• TASK INSTRUCTIONS
Make an exact copy of the entries below with the pictures removed.

• INPUT ROWS
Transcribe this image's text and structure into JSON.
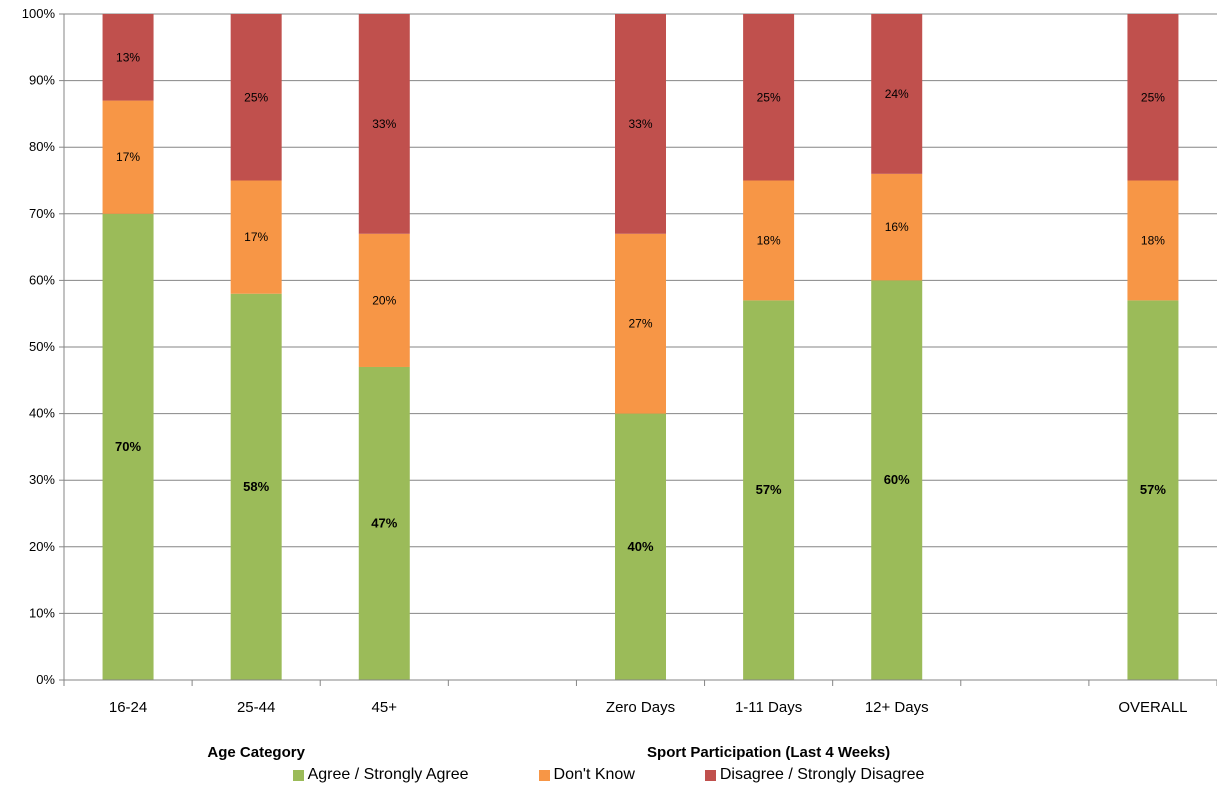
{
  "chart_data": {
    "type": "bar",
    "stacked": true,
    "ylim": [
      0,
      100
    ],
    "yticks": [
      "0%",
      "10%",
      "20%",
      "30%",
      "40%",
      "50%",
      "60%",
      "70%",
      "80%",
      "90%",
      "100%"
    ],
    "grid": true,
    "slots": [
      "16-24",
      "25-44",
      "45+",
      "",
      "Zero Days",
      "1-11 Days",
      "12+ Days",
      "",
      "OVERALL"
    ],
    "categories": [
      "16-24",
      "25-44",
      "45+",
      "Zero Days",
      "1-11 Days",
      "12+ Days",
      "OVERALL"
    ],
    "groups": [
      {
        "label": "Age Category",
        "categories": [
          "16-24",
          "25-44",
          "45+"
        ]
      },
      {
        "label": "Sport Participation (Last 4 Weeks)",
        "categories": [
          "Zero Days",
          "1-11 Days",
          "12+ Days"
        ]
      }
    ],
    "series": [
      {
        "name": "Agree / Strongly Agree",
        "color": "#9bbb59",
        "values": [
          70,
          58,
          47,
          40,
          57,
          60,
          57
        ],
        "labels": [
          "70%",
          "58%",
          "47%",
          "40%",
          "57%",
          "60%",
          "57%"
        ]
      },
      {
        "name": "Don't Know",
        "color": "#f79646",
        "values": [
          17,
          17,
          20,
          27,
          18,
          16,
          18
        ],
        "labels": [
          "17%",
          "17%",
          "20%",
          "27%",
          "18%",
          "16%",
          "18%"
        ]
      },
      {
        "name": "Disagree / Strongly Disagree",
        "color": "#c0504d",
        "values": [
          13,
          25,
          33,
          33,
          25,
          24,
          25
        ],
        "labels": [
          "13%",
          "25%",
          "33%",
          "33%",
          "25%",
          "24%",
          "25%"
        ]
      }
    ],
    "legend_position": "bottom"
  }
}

• CORRECT ANSWER
Transcribe this image's text and structure into JSON.
{
  "chart_data": {
    "type": "bar",
    "stacked": true,
    "ylim": [
      0,
      100
    ],
    "yticks": [
      "0%",
      "10%",
      "20%",
      "30%",
      "40%",
      "50%",
      "60%",
      "70%",
      "80%",
      "90%",
      "100%"
    ],
    "grid": true,
    "slots": [
      "16-24",
      "25-44",
      "45+",
      "",
      "Zero Days",
      "1-11 Days",
      "12+ Days",
      "",
      "OVERALL"
    ],
    "categories": [
      "16-24",
      "25-44",
      "45+",
      "Zero Days",
      "1-11 Days",
      "12+ Days",
      "OVERALL"
    ],
    "groups": [
      {
        "label": "Age Category",
        "categories": [
          "16-24",
          "25-44",
          "45+"
        ]
      },
      {
        "label": "Sport Participation (Last 4 Weeks)",
        "categories": [
          "Zero Days",
          "1-11 Days",
          "12+ Days"
        ]
      }
    ],
    "series": [
      {
        "name": "Agree / Strongly Agree",
        "color": "#9bbb59",
        "values": [
          70,
          58,
          47,
          40,
          57,
          60,
          57
        ],
        "labels": [
          "70%",
          "58%",
          "47%",
          "40%",
          "57%",
          "60%",
          "57%"
        ]
      },
      {
        "name": "Don't Know",
        "color": "#f79646",
        "values": [
          17,
          17,
          20,
          27,
          18,
          16,
          18
        ],
        "labels": [
          "17%",
          "17%",
          "20%",
          "27%",
          "18%",
          "16%",
          "18%"
        ]
      },
      {
        "name": "Disagree / Strongly Disagree",
        "color": "#c0504d",
        "values": [
          13,
          25,
          33,
          33,
          25,
          24,
          25
        ],
        "labels": [
          "13%",
          "25%",
          "33%",
          "33%",
          "25%",
          "24%",
          "25%"
        ]
      }
    ],
    "legend_position": "bottom"
  }
}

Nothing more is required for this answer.